# THE PROBLEM:
Write out each entry, exactly the way it appears.

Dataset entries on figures
* * * *
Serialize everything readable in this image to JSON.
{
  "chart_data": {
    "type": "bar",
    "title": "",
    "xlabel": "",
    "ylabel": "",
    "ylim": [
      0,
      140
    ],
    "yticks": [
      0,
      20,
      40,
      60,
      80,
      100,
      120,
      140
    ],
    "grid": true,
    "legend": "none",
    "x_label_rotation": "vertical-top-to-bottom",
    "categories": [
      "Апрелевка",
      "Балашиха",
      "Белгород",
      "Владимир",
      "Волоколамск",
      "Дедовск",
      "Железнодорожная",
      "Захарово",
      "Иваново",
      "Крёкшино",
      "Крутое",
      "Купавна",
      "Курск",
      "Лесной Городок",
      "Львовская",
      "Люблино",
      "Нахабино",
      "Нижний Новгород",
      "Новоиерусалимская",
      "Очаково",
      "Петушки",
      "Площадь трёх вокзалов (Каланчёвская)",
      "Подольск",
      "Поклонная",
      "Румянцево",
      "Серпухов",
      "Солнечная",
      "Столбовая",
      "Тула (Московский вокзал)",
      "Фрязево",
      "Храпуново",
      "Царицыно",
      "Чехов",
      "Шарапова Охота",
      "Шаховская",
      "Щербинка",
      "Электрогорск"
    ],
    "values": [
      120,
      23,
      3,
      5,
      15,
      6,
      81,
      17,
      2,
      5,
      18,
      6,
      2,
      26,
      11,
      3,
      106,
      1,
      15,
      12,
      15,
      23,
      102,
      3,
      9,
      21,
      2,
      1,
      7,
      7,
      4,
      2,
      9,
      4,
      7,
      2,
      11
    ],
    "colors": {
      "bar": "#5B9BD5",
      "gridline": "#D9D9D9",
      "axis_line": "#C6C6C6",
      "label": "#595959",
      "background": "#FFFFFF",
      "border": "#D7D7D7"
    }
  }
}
* * * *
# RESPONSE TO THE TASK:
Serialize everything readable in this image to JSON.
{
  "chart_data": {
    "type": "bar",
    "title": "",
    "xlabel": "",
    "ylabel": "",
    "ylim": [
      0,
      140
    ],
    "yticks": [
      0,
      20,
      40,
      60,
      80,
      100,
      120,
      140
    ],
    "grid": true,
    "legend": "none",
    "x_label_rotation": "vertical-top-to-bottom",
    "categories": [
      "Апрелевка",
      "Балашиха",
      "Белгород",
      "Владимир",
      "Волоколамск",
      "Дедовск",
      "Железнодорожная",
      "Захарово",
      "Иваново",
      "Крёкшино",
      "Крутое",
      "Купавна",
      "Курск",
      "Лесной Городок",
      "Львовская",
      "Люблино",
      "Нахабино",
      "Нижний Новгород",
      "Новоиерусалимская",
      "Очаково",
      "Петушки",
      "Площадь трёх вокзалов (Каланчёвская)",
      "Подольск",
      "Поклонная",
      "Румянцево",
      "Серпухов",
      "Солнечная",
      "Столбовая",
      "Тула (Московский вокзал)",
      "Фрязево",
      "Храпуново",
      "Царицыно",
      "Чехов",
      "Шарапова Охота",
      "Шаховская",
      "Щербинка",
      "Электрогорск"
    ],
    "values": [
      120,
      23,
      3,
      5,
      15,
      6,
      81,
      17,
      2,
      5,
      18,
      6,
      2,
      26,
      11,
      3,
      106,
      1,
      15,
      12,
      15,
      23,
      102,
      3,
      9,
      21,
      2,
      1,
      7,
      7,
      4,
      2,
      9,
      4,
      7,
      2,
      11
    ],
    "colors": {
      "bar": "#5B9BD5",
      "gridline": "#D9D9D9",
      "axis_line": "#C6C6C6",
      "label": "#595959",
      "background": "#FFFFFF",
      "border": "#D7D7D7"
    }
  }
}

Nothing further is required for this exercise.